* **TASK DESCRIPTION**
Format these lines as a numbered list, skipping any blank lines. Apply this to all the records.
-- START OF PROVIDED RECORDS --
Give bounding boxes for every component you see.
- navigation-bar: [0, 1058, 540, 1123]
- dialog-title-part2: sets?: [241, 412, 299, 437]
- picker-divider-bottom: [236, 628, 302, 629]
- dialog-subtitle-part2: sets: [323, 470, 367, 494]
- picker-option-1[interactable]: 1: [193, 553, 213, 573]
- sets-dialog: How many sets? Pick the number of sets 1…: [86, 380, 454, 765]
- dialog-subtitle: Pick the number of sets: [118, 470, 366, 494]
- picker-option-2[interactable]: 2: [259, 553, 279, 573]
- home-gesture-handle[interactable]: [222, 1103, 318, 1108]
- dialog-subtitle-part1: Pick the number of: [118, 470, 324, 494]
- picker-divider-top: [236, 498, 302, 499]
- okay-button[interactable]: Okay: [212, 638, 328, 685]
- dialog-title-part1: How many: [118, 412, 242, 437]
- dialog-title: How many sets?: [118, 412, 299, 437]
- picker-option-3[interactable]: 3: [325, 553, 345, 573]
-- END OF PROVIDED RECORDS --
* **TASK RESULT**
1. Give bounding boxes for every component you see.
2. - navigation-bar: [0, 1058, 540, 1123]
3. - dialog-title-part2: sets?: [241, 412, 299, 437]
4. - picker-divider-bottom: [236, 628, 302, 629]
5. - dialog-subtitle-part2: sets: [323, 470, 367, 494]
6. - picker-option-1[interactable]: 1: [193, 553, 213, 573]
7. - sets-dialog: How many sets? Pick the number of sets 1…: [86, 380, 454, 765]
8. - dialog-subtitle: Pick the number of sets: [118, 470, 366, 494]
9. - picker-option-2[interactable]: 2: [259, 553, 279, 573]
10. - home-gesture-handle[interactable]: [222, 1103, 318, 1108]
11. - dialog-subtitle-part1: Pick the number of: [118, 470, 324, 494]
12. - picker-divider-top: [236, 498, 302, 499]
13. - okay-button[interactable]: Okay: [212, 638, 328, 685]
14. - dialog-title-part1: How many: [118, 412, 242, 437]
15. - dialog-title: How many sets?: [118, 412, 299, 437]
16. - picker-option-3[interactable]: 3: [325, 553, 345, 573]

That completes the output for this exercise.